#### The request
For the data that follows, report how many lines contain the word "Roll", and nothing else.

(begin)

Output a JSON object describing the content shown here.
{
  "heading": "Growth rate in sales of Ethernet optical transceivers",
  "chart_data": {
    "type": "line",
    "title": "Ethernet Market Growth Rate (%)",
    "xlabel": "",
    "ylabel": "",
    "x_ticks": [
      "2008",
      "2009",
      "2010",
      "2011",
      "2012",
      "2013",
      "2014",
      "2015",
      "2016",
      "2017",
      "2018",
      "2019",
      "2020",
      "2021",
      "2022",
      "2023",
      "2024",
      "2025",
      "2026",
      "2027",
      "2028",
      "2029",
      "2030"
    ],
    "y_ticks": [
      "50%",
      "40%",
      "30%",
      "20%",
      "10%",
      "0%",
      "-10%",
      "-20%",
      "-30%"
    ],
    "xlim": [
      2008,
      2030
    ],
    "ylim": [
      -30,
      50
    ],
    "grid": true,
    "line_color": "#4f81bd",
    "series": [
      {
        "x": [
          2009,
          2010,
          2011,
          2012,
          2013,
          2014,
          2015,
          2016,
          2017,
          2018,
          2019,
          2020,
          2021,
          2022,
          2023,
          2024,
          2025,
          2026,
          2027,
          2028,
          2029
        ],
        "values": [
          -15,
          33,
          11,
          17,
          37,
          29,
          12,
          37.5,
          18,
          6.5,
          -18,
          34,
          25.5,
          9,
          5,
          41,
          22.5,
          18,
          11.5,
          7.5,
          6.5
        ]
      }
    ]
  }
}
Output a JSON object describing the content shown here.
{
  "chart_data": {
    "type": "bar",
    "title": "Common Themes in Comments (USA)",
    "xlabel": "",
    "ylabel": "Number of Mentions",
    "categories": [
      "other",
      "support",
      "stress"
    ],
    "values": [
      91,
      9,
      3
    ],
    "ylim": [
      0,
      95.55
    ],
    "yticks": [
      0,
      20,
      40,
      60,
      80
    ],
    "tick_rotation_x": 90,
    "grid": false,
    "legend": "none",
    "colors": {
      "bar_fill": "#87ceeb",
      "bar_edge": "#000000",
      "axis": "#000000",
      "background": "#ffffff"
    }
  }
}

(end)
(begin)

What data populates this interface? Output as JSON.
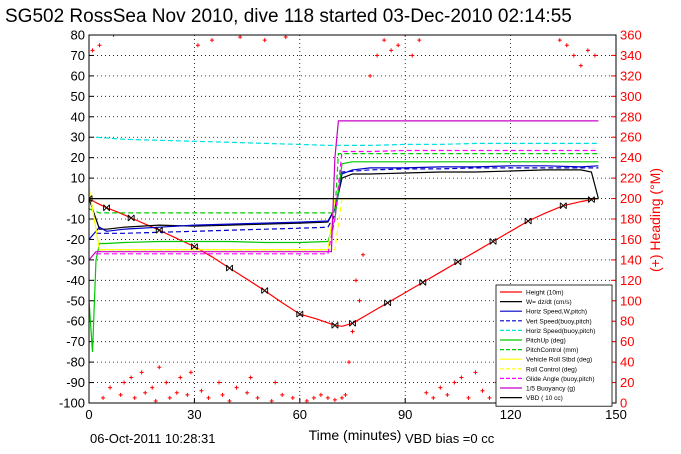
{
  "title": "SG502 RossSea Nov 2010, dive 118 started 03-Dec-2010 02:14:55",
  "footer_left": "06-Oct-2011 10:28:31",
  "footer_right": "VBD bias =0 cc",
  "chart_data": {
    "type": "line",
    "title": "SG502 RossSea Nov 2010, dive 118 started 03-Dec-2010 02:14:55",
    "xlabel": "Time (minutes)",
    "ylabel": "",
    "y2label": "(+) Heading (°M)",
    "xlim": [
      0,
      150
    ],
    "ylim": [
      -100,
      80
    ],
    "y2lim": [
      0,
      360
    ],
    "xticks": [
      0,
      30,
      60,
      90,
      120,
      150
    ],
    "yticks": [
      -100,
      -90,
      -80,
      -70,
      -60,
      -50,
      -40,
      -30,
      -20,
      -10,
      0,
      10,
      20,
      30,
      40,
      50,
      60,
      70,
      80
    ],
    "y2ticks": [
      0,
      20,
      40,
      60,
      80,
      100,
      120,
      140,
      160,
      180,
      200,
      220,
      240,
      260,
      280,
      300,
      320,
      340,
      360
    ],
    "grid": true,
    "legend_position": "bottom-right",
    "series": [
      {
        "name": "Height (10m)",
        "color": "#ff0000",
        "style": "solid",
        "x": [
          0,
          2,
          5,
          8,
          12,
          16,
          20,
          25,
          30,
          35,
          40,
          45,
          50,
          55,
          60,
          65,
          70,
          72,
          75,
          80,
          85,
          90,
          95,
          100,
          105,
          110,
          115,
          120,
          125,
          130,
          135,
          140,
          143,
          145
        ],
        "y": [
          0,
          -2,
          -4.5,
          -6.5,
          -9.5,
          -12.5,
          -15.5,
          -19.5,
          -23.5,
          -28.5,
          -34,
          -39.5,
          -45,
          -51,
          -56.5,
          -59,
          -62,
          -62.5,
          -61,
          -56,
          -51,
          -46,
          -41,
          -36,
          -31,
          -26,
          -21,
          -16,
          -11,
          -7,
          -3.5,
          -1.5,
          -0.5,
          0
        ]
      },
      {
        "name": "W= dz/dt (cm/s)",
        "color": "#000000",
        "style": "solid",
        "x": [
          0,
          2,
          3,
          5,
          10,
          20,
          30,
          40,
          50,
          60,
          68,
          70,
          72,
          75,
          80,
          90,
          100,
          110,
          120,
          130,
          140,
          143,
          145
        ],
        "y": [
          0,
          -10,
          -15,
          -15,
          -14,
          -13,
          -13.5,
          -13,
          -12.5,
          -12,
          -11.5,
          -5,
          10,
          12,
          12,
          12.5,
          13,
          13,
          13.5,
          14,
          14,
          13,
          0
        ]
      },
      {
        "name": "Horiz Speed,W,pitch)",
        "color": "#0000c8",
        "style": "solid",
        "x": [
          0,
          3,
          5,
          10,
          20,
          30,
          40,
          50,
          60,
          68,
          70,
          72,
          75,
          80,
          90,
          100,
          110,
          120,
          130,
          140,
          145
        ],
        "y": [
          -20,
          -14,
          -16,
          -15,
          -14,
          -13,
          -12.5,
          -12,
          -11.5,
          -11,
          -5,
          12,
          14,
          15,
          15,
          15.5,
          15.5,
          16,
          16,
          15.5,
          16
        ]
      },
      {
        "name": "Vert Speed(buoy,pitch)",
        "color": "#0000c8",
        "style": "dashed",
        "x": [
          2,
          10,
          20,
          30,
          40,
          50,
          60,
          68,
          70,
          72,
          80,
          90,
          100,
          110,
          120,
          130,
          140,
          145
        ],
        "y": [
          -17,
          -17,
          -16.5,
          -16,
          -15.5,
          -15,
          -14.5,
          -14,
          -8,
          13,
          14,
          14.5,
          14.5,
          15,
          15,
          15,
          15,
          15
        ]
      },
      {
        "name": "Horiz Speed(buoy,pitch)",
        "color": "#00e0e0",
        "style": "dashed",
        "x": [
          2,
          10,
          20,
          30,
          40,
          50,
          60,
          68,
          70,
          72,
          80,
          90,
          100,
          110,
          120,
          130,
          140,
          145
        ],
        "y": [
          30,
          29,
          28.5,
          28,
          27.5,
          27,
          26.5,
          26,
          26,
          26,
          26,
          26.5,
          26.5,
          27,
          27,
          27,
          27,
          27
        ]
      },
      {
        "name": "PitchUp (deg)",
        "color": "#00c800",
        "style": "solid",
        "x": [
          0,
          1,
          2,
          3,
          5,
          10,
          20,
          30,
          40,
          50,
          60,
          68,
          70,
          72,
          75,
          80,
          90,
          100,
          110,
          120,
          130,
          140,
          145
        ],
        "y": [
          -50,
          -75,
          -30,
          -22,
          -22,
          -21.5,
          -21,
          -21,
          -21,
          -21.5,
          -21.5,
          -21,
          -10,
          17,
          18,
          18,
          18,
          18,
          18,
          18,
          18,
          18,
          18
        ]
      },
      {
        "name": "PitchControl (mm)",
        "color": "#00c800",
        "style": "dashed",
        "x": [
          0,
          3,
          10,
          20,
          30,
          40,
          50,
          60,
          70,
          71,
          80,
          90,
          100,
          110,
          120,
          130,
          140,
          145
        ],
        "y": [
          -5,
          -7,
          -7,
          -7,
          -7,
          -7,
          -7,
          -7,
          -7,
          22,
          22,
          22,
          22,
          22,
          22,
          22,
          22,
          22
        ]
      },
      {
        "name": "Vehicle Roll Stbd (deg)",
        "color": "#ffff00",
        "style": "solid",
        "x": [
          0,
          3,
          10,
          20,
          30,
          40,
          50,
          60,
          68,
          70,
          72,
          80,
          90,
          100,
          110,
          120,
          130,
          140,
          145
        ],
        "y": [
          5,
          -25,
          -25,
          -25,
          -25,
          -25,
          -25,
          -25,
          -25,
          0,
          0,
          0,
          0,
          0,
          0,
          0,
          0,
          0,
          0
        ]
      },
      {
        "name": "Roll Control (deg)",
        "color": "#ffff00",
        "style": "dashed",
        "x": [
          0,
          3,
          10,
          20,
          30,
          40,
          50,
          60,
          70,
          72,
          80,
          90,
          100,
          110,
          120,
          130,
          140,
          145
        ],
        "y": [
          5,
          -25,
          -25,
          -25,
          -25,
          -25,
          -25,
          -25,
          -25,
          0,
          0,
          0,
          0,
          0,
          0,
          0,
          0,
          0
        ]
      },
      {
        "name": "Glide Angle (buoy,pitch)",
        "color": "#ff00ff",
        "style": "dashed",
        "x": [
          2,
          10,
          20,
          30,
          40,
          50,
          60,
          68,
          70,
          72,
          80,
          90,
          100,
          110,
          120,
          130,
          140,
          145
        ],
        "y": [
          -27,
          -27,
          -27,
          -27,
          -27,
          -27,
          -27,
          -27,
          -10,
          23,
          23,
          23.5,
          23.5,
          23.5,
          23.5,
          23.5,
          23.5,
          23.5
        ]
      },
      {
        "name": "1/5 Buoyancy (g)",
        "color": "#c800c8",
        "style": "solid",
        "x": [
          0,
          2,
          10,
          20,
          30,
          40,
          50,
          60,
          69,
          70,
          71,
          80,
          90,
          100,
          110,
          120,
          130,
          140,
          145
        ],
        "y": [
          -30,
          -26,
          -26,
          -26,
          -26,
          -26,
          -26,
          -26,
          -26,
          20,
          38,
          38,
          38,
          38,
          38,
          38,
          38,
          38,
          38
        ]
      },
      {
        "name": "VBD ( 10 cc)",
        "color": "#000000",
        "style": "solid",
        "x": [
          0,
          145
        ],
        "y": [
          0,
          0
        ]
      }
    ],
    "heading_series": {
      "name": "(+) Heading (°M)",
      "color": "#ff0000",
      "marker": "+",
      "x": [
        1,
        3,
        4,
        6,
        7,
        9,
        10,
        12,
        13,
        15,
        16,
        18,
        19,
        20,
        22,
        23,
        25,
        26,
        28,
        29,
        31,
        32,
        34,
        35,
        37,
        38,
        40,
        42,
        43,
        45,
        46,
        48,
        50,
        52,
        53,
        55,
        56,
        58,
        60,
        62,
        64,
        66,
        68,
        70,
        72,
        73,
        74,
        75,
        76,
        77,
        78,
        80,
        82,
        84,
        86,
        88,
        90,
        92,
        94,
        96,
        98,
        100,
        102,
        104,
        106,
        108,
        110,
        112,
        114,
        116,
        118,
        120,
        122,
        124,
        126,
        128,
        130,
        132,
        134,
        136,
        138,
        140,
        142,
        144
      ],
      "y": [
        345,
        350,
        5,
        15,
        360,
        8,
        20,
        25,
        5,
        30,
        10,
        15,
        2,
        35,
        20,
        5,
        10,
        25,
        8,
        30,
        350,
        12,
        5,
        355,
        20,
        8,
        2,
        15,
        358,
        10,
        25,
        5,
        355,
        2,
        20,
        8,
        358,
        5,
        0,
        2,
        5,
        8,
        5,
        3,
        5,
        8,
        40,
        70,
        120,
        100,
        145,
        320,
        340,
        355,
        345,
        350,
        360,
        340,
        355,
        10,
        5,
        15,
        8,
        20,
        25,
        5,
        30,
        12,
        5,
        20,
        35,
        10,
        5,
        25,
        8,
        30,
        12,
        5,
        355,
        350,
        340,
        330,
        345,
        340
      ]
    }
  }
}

(end)

#### Solution to this exercise
2